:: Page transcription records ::
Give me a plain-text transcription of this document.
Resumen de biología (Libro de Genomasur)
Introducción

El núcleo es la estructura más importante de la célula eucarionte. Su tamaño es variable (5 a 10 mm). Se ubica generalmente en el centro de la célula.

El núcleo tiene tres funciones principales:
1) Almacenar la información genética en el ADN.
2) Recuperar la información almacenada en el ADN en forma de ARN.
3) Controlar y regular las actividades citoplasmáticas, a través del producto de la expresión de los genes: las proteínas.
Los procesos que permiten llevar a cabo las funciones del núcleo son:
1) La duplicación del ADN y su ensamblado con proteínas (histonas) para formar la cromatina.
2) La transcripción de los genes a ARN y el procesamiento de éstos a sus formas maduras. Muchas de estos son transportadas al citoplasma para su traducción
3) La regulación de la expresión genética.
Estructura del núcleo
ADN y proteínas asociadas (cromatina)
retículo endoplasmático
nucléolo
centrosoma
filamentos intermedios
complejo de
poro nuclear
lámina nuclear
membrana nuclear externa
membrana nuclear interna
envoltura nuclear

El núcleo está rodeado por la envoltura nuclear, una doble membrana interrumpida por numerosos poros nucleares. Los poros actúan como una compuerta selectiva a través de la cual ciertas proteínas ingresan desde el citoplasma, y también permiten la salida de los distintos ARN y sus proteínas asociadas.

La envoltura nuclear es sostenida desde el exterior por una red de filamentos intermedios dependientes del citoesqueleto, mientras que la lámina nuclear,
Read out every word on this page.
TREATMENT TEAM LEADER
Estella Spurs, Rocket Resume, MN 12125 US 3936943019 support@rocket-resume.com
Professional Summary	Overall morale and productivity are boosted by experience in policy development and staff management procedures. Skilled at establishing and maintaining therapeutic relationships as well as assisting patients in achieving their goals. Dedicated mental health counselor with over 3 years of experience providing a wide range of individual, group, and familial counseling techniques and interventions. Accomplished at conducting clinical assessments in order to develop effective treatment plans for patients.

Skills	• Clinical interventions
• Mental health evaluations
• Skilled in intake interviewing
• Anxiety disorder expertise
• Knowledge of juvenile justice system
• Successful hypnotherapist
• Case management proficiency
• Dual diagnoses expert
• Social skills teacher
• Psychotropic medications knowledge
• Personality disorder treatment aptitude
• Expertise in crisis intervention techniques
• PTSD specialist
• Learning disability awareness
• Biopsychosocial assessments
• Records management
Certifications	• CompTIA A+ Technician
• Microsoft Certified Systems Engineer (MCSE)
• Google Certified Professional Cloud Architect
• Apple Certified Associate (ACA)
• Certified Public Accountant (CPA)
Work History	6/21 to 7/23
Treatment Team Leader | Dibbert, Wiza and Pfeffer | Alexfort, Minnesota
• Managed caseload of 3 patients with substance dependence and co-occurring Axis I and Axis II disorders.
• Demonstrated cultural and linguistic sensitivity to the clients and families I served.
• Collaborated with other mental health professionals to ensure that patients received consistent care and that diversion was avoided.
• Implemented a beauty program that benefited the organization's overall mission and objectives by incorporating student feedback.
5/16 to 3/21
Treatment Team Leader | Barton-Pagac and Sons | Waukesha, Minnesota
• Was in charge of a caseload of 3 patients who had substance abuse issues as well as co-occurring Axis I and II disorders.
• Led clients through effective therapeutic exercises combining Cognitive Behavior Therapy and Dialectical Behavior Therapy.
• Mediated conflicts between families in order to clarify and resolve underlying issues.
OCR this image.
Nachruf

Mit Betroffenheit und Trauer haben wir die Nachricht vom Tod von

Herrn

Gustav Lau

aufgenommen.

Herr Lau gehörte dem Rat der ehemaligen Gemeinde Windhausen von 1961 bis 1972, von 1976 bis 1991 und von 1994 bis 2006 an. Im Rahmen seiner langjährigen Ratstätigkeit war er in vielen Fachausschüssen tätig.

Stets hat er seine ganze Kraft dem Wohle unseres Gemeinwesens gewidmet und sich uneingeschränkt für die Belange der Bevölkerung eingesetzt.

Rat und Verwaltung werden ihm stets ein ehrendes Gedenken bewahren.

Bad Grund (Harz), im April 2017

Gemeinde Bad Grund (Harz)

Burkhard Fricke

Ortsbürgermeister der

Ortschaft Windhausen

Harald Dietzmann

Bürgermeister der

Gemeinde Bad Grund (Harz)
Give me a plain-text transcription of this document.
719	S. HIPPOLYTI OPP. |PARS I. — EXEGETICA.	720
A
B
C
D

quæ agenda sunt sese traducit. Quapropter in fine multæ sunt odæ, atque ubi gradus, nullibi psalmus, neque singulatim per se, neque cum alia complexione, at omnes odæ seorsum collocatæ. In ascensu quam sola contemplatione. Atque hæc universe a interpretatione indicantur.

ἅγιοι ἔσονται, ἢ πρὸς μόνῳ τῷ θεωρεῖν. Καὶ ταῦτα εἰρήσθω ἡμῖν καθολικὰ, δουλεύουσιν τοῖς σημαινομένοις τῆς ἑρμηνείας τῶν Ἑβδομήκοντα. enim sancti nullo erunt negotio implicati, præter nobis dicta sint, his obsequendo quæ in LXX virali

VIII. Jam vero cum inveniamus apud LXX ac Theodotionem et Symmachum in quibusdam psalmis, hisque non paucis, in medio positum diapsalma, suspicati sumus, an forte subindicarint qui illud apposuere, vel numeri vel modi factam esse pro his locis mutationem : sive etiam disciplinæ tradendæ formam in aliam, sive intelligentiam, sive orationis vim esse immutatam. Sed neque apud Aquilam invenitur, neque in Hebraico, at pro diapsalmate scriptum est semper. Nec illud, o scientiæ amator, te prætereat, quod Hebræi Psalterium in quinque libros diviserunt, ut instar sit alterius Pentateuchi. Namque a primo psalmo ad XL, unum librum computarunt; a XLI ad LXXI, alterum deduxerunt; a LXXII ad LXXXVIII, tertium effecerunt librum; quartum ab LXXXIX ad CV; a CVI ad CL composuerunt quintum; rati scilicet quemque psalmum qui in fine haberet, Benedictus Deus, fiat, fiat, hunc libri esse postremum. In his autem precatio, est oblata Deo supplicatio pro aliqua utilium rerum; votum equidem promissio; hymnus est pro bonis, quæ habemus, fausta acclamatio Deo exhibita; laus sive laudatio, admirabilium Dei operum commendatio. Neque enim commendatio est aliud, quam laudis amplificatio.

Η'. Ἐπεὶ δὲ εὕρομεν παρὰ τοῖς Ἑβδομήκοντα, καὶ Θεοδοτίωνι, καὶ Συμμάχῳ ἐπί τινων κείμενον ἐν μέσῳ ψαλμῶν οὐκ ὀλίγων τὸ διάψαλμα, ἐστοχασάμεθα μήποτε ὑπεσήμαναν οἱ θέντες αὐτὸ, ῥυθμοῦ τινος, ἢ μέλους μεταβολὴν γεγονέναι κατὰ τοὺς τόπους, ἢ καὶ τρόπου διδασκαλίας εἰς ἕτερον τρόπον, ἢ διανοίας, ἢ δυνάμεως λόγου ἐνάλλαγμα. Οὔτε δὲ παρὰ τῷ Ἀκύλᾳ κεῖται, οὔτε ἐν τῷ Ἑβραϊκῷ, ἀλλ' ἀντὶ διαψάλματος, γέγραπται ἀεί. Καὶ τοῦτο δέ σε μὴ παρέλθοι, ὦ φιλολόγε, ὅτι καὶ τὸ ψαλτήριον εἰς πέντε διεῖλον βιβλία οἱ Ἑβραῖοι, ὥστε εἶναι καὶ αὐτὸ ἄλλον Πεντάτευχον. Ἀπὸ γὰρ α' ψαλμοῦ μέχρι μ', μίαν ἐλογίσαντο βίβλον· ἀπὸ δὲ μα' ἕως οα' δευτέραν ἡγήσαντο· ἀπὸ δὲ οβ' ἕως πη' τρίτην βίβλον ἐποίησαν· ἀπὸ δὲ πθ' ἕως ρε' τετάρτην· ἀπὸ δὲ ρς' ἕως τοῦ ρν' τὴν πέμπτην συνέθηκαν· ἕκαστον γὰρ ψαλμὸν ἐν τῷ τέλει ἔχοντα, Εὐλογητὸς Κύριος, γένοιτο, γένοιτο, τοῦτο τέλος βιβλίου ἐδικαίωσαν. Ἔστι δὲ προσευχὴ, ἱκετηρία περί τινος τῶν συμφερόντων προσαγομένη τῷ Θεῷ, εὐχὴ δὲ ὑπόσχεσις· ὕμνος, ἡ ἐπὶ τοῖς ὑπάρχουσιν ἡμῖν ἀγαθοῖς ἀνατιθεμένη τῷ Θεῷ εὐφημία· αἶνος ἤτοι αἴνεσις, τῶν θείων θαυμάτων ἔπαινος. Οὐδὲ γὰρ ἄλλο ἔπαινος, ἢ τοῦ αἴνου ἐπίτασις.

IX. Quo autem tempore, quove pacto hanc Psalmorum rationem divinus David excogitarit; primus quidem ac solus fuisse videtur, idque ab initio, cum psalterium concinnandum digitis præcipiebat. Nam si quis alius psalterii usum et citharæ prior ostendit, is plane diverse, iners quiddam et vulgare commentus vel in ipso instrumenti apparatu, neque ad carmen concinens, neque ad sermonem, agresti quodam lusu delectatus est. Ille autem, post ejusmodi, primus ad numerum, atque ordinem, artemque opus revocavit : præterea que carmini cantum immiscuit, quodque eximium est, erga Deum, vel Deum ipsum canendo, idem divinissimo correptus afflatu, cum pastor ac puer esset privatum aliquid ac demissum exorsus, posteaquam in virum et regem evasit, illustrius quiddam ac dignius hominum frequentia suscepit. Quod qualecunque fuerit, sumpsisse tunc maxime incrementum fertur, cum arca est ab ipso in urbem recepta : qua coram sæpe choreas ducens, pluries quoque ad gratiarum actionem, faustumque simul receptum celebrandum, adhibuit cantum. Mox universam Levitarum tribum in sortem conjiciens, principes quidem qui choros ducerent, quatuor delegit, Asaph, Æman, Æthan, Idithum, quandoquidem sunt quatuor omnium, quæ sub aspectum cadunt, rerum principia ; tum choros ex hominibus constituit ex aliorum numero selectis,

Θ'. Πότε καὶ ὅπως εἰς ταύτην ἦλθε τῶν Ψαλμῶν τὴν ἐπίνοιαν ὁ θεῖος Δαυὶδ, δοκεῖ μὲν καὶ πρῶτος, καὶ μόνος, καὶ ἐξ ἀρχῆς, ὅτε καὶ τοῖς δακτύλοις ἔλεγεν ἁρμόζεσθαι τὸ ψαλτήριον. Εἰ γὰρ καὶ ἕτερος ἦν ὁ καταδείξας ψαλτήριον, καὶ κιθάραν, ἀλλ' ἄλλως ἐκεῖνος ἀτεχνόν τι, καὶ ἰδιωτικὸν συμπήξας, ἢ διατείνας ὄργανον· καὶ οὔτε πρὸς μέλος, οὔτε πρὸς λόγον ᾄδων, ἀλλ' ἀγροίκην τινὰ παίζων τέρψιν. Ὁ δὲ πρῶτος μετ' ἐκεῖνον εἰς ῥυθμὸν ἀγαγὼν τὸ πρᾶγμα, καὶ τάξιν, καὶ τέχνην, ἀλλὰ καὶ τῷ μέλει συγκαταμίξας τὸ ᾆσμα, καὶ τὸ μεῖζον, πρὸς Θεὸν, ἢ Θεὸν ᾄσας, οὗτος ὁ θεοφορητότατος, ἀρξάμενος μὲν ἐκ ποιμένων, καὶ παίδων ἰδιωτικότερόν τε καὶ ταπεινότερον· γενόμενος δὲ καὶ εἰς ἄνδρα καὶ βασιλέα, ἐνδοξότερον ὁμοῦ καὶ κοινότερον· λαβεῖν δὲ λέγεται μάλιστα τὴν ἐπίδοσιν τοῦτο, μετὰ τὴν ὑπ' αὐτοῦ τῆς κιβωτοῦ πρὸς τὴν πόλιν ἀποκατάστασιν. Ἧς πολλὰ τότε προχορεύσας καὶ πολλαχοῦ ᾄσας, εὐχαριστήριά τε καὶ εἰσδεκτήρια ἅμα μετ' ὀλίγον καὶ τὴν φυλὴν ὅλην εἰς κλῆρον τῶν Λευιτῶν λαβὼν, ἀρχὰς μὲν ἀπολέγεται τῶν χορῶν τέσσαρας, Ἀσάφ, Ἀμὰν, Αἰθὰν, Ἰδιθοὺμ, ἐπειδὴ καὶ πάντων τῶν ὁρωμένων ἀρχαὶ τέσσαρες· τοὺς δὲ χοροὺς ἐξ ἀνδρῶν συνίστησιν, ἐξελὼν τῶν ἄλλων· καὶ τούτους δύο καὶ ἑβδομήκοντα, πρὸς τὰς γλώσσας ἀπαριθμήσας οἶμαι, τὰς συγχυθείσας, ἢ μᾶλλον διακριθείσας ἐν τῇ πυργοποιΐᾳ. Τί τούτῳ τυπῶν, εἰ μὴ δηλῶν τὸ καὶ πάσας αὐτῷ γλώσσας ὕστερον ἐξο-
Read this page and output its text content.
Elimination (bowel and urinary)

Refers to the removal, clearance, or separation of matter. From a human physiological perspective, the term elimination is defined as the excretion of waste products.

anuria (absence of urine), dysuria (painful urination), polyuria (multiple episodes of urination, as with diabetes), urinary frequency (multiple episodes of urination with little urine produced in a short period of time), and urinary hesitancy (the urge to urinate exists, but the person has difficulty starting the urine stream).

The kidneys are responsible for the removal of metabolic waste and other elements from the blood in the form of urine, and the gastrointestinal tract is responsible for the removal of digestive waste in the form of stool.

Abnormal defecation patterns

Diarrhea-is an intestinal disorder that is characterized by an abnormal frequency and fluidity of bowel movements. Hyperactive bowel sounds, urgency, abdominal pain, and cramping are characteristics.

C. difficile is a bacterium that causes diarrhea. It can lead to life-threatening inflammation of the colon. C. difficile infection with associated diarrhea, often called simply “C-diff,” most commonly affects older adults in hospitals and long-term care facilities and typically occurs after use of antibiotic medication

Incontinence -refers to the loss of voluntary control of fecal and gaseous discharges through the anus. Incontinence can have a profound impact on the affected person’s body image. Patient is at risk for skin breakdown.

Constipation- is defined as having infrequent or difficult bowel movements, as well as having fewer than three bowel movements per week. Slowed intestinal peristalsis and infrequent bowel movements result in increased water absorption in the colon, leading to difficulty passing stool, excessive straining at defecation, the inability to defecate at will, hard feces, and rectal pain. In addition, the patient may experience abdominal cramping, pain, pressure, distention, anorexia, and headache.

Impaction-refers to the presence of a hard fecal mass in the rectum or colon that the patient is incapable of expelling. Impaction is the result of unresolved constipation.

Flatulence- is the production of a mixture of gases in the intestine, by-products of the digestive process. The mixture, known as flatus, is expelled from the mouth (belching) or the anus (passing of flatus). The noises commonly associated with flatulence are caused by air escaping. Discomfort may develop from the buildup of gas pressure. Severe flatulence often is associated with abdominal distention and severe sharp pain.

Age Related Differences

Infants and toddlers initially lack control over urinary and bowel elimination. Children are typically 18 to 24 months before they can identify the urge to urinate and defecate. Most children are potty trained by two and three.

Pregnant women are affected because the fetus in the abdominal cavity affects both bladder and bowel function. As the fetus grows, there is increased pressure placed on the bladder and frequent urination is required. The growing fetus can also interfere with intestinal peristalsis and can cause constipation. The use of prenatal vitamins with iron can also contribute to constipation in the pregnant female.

:: What this task involves ::
Copy out the lines of the data where the string "membrana" occurs.

:: Solution ::
membrana nuclear externa
membrana nuclear interna
El núcleo está rodeado por la envoltura nuclear, una doble membrana interrumpida por numerosos poros nucleares. Los poros actúan como una compuerta selectiva a través de la cual ciertas proteínas ingresan desde el citoplasma, y también permiten la salida de los distintos ARN y sus proteínas asociadas.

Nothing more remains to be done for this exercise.